THE REQUEST:
Please copy the material below word for word, everything from its first line down to the line containing "434, 131, 449]", including both of those lines.

DATA EXTRACT:
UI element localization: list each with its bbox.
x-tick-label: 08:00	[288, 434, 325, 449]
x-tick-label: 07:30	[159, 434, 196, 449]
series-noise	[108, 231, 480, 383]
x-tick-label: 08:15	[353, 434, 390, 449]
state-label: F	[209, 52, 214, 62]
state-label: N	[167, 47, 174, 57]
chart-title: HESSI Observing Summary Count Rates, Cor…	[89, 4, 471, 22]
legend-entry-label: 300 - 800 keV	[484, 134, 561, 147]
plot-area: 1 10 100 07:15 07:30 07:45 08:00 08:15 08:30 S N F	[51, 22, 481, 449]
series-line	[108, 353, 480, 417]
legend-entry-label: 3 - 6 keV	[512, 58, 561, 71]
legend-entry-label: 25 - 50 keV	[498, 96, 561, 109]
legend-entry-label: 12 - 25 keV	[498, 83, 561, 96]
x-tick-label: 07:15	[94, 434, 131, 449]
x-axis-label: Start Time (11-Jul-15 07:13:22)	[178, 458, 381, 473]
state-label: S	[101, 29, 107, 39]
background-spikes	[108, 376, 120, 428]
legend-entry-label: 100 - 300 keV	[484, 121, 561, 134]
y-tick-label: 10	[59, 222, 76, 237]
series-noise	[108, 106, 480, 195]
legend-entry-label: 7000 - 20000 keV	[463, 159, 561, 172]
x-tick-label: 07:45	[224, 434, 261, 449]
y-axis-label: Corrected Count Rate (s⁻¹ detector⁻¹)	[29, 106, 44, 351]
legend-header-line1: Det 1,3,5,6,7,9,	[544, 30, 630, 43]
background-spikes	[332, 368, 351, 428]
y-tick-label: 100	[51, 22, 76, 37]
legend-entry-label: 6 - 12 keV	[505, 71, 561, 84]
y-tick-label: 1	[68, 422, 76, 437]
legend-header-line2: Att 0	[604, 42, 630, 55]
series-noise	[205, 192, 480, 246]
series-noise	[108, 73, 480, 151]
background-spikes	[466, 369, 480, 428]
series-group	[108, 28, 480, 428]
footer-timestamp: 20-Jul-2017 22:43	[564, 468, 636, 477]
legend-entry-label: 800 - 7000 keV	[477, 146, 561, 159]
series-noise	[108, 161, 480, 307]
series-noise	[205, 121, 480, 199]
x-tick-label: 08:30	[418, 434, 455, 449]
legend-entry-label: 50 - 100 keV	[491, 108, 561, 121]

RESPONSE BELOW:
UI element localization: list each with its bbox.
x-tick-label: 08:00	[288, 434, 325, 449]
x-tick-label: 07:30	[159, 434, 196, 449]
series-noise	[108, 231, 480, 383]
x-tick-label: 08:15	[353, 434, 390, 449]
state-label: F	[209, 52, 214, 62]
state-label: N	[167, 47, 174, 57]
chart-title: HESSI Observing Summary Count Rates, Cor…	[89, 4, 471, 22]
legend-entry-label: 300 - 800 keV	[484, 134, 561, 147]
plot-area: 1 10 100 07:15 07:30 07:45 08:00 08:15 08:30 S N F	[51, 22, 481, 449]
series-line	[108, 353, 480, 417]
legend-entry-label: 3 - 6 keV	[512, 58, 561, 71]
legend-entry-label: 25 - 50 keV	[498, 96, 561, 109]
legend-entry-label: 12 - 25 keV	[498, 83, 561, 96]
x-tick-label: 07:15	[94, 434, 131, 449]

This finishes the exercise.